■ **WORK INSTRUCTIONS**: Reproduce the full listing below unchanged, apart from the pictures.

══════════

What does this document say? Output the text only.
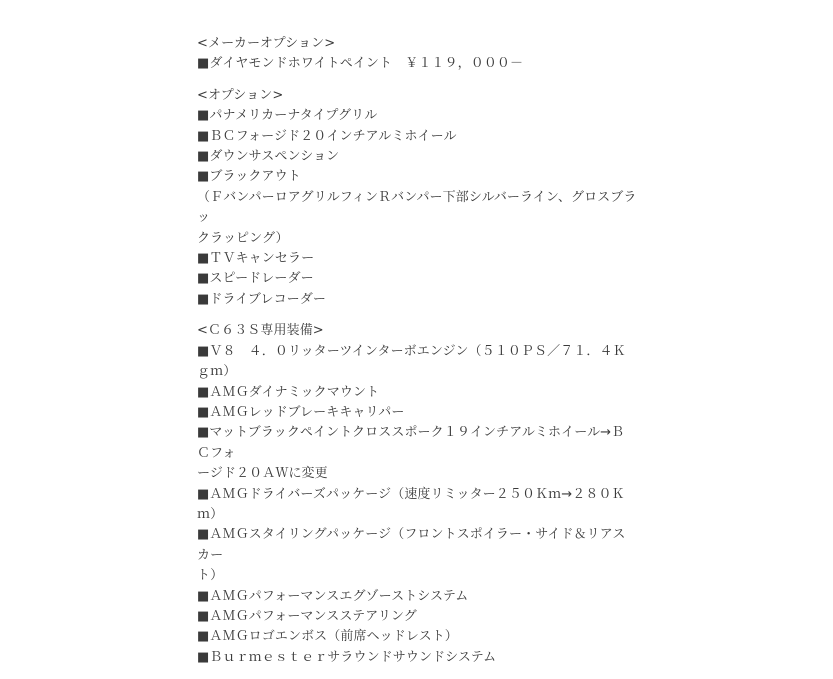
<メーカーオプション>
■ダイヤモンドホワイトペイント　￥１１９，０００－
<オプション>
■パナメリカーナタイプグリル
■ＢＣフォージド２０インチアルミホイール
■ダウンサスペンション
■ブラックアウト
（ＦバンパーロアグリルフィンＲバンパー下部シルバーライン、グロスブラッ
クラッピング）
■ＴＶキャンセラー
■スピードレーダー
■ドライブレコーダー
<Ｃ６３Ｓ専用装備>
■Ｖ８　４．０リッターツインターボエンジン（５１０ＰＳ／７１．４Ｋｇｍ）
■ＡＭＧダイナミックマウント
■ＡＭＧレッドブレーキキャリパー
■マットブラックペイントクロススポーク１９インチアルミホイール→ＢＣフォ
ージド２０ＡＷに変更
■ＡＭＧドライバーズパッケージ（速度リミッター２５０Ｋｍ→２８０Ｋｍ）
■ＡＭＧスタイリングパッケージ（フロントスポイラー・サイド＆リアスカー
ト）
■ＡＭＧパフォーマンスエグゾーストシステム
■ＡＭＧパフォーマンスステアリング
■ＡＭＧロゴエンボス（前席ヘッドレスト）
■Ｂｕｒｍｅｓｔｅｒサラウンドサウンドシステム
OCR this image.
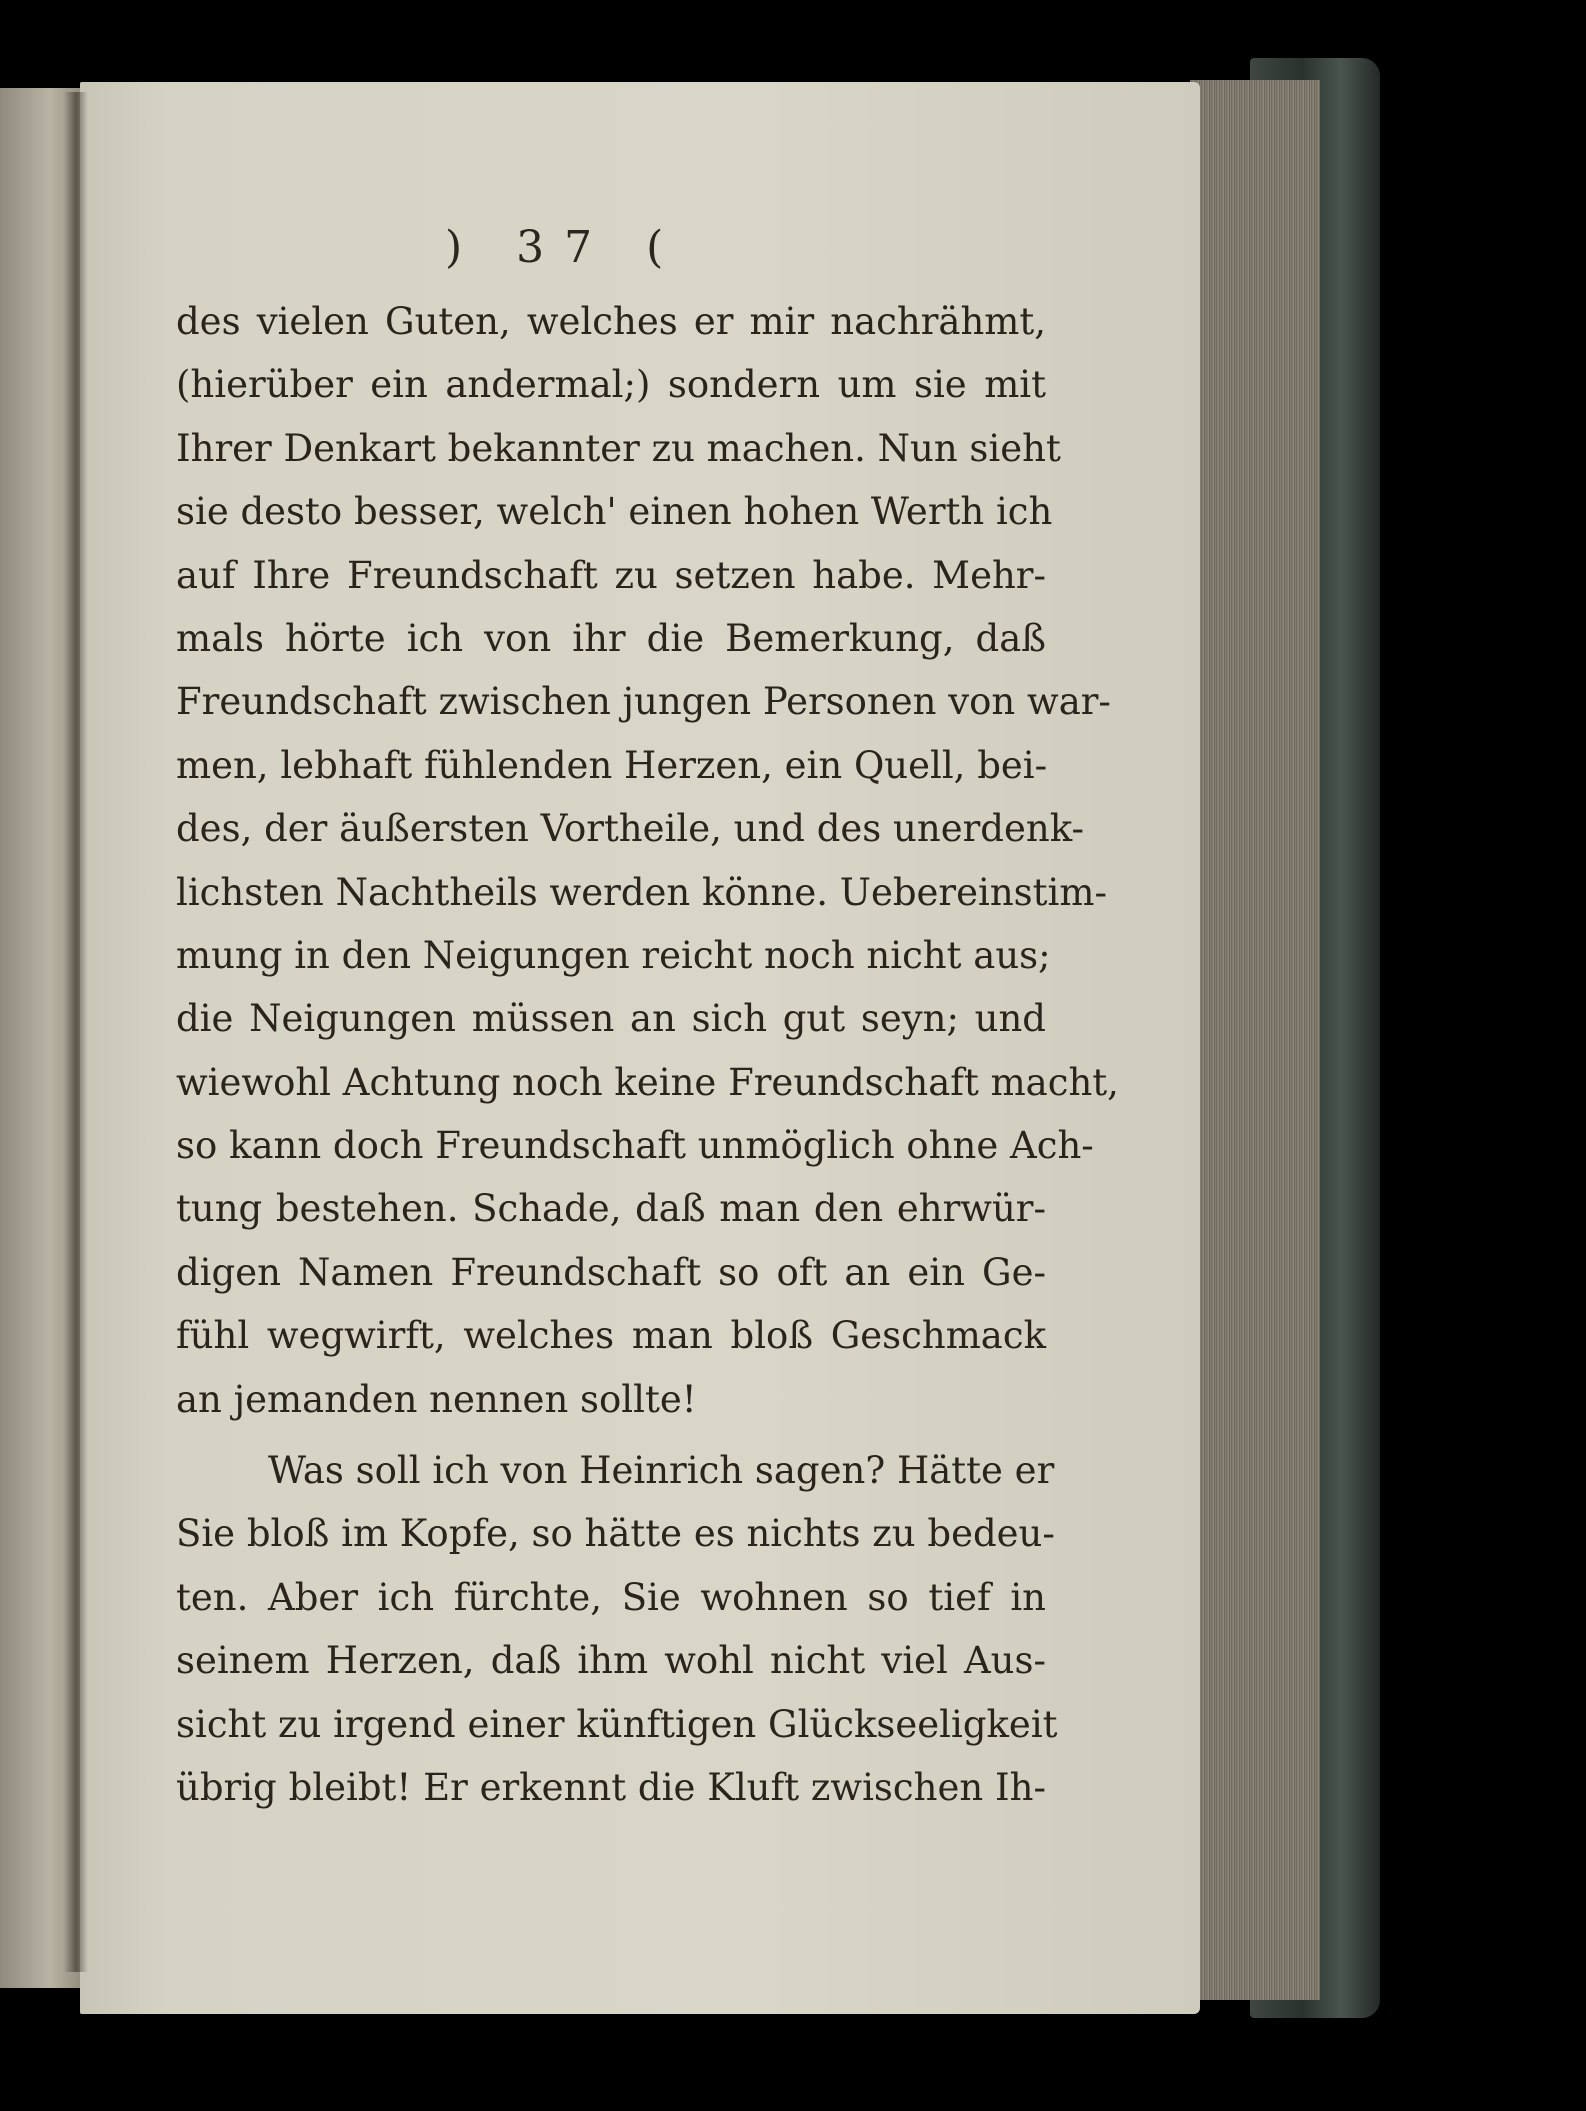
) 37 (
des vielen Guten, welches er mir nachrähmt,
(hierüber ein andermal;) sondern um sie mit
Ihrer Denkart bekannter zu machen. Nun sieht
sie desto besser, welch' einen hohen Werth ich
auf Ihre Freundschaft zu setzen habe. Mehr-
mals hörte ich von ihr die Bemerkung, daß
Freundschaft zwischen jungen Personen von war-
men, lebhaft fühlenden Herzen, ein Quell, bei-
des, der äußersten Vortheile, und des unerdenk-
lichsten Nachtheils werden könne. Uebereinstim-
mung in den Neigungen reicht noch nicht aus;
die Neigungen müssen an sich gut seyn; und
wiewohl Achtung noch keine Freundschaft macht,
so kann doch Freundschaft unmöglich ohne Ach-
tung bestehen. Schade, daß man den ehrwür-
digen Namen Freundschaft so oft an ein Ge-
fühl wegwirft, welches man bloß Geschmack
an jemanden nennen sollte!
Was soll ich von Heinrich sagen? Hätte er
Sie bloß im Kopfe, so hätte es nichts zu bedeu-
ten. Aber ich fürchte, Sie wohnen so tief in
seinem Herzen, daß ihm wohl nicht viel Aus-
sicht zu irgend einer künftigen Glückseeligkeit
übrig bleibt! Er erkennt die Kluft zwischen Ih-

══════════

■ **RESULT OF THE TASK**:
What does this document say? Output the text only.
<メーカーオプション>
■ダイヤモンドホワイトペイント　￥１１９，０００－
<オプション>
■パナメリカーナタイプグリル
■ＢＣフォージド２０インチアルミホイール
■ダウンサスペンション
■ブラックアウト
（ＦバンパーロアグリルフィンＲバンパー下部シルバーライン、グロスブラッ
クラッピング）
■ＴＶキャンセラー
■スピードレーダー
■ドライブレコーダー
<Ｃ６３Ｓ専用装備>
■Ｖ８　４．０リッターツインターボエンジン（５１０ＰＳ／７１．４Ｋｇｍ）
■ＡＭＧダイナミックマウント
■ＡＭＧレッドブレーキキャリパー
■マットブラックペイントクロススポーク１９インチアルミホイール→ＢＣフォ
ージド２０ＡＷに変更
■ＡＭＧドライバーズパッケージ（速度リミッター２５０Ｋｍ→２８０Ｋｍ）
■ＡＭＧスタイリングパッケージ（フロントスポイラー・サイド＆リアスカー
ト）
■ＡＭＧパフォーマンスエグゾーストシステム
■ＡＭＧパフォーマンスステアリング
■ＡＭＧロゴエンボス（前席ヘッドレスト）
■Ｂｕｒｍｅｓｔｅｒサラウンドサウンドシステム
OCR this image.
) 37 (
des vielen Guten, welches er mir nachrähmt,
(hierüber ein andermal;) sondern um sie mit
Ihrer Denkart bekannter zu machen. Nun sieht
sie desto besser, welch' einen hohen Werth ich
auf Ihre Freundschaft zu setzen habe. Mehr-
mals hörte ich von ihr die Bemerkung, daß
Freundschaft zwischen jungen Personen von war-
men, lebhaft fühlenden Herzen, ein Quell, bei-
des, der äußersten Vortheile, und des unerdenk-
lichsten Nachtheils werden könne. Uebereinstim-
mung in den Neigungen reicht noch nicht aus;
die Neigungen müssen an sich gut seyn; und
wiewohl Achtung noch keine Freundschaft macht,
so kann doch Freundschaft unmöglich ohne Ach-
tung bestehen. Schade, daß man den ehrwür-
digen Namen Freundschaft so oft an ein Ge-
fühl wegwirft, welches man bloß Geschmack
an jemanden nennen sollte!
Was soll ich von Heinrich sagen? Hätte er
Sie bloß im Kopfe, so hätte es nichts zu bedeu-
ten. Aber ich fürchte, Sie wohnen so tief in
seinem Herzen, daß ihm wohl nicht viel Aus-
sicht zu irgend einer künftigen Glückseeligkeit
übrig bleibt! Er erkennt die Kluft zwischen Ih-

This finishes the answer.